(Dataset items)
━━━━
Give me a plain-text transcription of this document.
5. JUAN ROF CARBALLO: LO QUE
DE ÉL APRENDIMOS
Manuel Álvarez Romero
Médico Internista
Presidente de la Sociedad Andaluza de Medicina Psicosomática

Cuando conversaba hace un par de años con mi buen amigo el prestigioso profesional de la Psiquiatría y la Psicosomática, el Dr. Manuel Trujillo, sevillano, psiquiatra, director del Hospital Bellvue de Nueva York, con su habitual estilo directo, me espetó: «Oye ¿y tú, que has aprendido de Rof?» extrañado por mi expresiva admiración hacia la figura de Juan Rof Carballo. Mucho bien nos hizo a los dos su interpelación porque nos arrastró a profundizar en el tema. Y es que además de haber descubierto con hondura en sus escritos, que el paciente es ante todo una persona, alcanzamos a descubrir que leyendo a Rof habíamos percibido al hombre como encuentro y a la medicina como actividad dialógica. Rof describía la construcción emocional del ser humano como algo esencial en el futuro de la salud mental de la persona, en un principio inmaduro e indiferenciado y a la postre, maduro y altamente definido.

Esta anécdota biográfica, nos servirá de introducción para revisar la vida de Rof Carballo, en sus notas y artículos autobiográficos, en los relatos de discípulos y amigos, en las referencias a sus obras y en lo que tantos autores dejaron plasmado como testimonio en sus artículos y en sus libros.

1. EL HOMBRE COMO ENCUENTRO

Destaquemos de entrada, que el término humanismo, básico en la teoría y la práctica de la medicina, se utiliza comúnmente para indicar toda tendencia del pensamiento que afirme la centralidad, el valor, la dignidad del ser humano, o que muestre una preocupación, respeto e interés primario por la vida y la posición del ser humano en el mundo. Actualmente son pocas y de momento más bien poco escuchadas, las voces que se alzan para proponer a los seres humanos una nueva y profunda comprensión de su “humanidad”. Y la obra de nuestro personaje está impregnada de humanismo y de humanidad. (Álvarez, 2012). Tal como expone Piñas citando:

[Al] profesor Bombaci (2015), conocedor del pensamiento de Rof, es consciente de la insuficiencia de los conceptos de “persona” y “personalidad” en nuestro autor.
━━━━
→ **Short exercise**:
Spot every line that holds "Psicosomática" and copy it.

→ **Final result**:
Presidente de la Sociedad Andaluza de Medicina Psicosomática
Cuando conversaba hace un par de años con mi buen amigo el prestigioso profesional de la Psiquiatría y la Psicosomática, el Dr. Manuel Trujillo, sevillano, psiquiatra, director del Hospital Bellvue de Nueva York, con su habitual estilo directo, me espetó: «Oye ¿y tú, que has aprendido de Rof?» extrañado por mi expresiva admiración hacia la figura de Juan Rof Carballo. Mucho bien nos hizo a los dos su interpelación porque nos arrastró a profundizar en el tema. Y es que además de haber descubierto con hondura en sus escritos, que el paciente es ante todo una persona, alcanzamos a descubrir que leyendo a Rof habíamos percibido al hombre como encuentro y a la medicina como actividad dialógica. Rof describía la construcción emocional del ser humano como algo esencial en el futuro de la salud mental de la persona, en un principio inmaduro e indiferenciado y a la postre, maduro y altamente definido.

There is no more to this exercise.